◆ **Aim**
Exactly repeat the material, dropping only the pictures.

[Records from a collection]
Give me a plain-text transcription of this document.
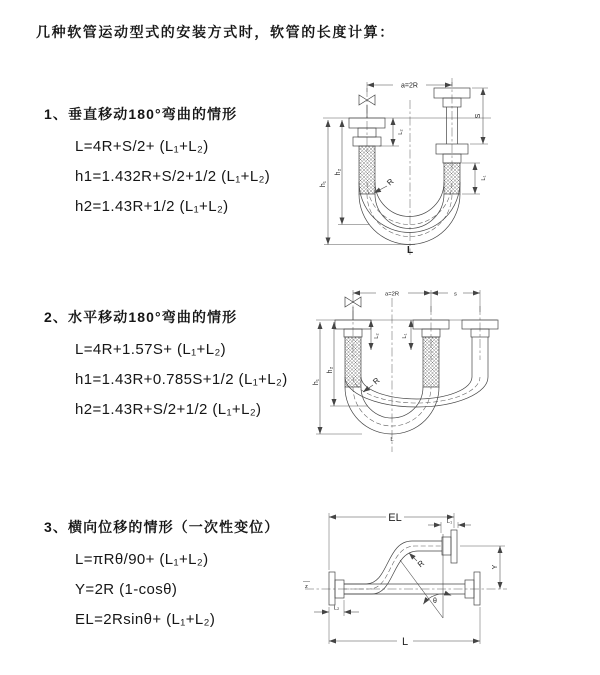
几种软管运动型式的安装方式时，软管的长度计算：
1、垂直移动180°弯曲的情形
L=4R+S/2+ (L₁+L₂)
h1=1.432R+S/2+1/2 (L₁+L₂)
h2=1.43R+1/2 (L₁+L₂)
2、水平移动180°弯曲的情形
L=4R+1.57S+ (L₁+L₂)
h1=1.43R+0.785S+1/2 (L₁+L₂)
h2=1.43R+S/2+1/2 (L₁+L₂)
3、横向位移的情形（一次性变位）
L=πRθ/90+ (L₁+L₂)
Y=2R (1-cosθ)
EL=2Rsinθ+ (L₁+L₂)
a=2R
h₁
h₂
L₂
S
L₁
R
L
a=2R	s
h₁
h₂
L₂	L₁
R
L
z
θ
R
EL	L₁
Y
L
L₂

◆ **Task response**
Give me a plain-text transcription of this document.
几种软管运动型式的安装方式时，软管的长度计算：
1、垂直移动180°弯曲的情形
L=4R+S/2+ (L₁+L₂)
h1=1.432R+S/2+1/2 (L₁+L₂)
h2=1.43R+1/2 (L₁+L₂)
2、水平移动180°弯曲的情形
L=4R+1.57S+ (L₁+L₂)
h1=1.43R+0.785S+1/2 (L₁+L₂)
h2=1.43R+S/2+1/2 (L₁+L₂)
3、横向位移的情形（一次性变位）
L=πRθ/90+ (L₁+L₂)
Y=2R (1-cosθ)
EL=2Rsinθ+ (L₁+L₂)
a=2R
h₁
h₂
L₂
S
L₁
R
L
a=2R	s
h₁
h₂
L₂	L₁
R
L
z
θ
R
EL	L₁
Y
L
L₂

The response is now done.